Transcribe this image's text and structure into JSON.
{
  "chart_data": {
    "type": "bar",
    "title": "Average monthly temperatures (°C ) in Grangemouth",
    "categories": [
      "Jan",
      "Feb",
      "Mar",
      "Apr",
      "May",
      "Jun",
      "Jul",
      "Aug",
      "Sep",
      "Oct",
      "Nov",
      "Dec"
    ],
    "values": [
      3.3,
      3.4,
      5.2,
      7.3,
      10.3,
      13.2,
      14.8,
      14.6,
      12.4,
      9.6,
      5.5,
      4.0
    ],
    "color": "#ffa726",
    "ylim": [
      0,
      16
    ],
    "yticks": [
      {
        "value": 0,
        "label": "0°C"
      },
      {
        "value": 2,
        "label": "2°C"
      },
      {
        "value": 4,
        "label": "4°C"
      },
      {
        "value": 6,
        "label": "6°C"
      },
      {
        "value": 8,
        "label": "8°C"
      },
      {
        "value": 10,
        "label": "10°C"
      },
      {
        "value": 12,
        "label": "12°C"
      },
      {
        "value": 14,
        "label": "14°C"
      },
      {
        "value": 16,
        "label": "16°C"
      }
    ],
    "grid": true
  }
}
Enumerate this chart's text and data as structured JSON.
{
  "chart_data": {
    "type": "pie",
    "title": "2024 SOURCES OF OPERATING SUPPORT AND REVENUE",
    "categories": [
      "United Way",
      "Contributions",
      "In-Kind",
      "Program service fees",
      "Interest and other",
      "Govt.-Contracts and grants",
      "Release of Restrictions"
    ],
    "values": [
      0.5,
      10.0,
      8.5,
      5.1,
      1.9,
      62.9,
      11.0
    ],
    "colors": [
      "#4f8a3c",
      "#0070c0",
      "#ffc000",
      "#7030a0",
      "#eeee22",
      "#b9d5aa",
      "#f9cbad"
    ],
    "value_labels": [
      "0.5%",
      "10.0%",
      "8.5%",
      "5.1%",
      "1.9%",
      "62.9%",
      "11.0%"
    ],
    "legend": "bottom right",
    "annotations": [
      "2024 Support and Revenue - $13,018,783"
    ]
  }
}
------------------------------
REQUIRED WORK: Set down the entries verbatim, leaving none out.

SOLUTION FOR THIS PROBLEM:
Transcribe this image's text and structure into JSON.
{
  "chart_data": {
    "type": "bar",
    "title": "Average monthly temperatures (°C ) in Grangemouth",
    "categories": [
      "Jan",
      "Feb",
      "Mar",
      "Apr",
      "May",
      "Jun",
      "Jul",
      "Aug",
      "Sep",
      "Oct",
      "Nov",
      "Dec"
    ],
    "values": [
      3.3,
      3.4,
      5.2,
      7.3,
      10.3,
      13.2,
      14.8,
      14.6,
      12.4,
      9.6,
      5.5,
      4.0
    ],
    "color": "#ffa726",
    "ylim": [
      0,
      16
    ],
    "yticks": [
      {
        "value": 0,
        "label": "0°C"
      },
      {
        "value": 2,
        "label": "2°C"
      },
      {
        "value": 4,
        "label": "4°C"
      },
      {
        "value": 6,
        "label": "6°C"
      },
      {
        "value": 8,
        "label": "8°C"
      },
      {
        "value": 10,
        "label": "10°C"
      },
      {
        "value": 12,
        "label": "12°C"
      },
      {
        "value": 14,
        "label": "14°C"
      },
      {
        "value": 16,
        "label": "16°C"
      }
    ],
    "grid": true
  }
}
Enumerate this chart's text and data as structured JSON.
{
  "chart_data": {
    "type": "pie",
    "title": "2024 SOURCES OF OPERATING SUPPORT AND REVENUE",
    "categories": [
      "United Way",
      "Contributions",
      "In-Kind",
      "Program service fees",
      "Interest and other",
      "Govt.-Contracts and grants",
      "Release of Restrictions"
    ],
    "values": [
      0.5,
      10.0,
      8.5,
      5.1,
      1.9,
      62.9,
      11.0
    ],
    "colors": [
      "#4f8a3c",
      "#0070c0",
      "#ffc000",
      "#7030a0",
      "#eeee22",
      "#b9d5aa",
      "#f9cbad"
    ],
    "value_labels": [
      "0.5%",
      "10.0%",
      "8.5%",
      "5.1%",
      "1.9%",
      "62.9%",
      "11.0%"
    ],
    "legend": "bottom right",
    "annotations": [
      "2024 Support and Revenue - $13,018,783"
    ]
  }
}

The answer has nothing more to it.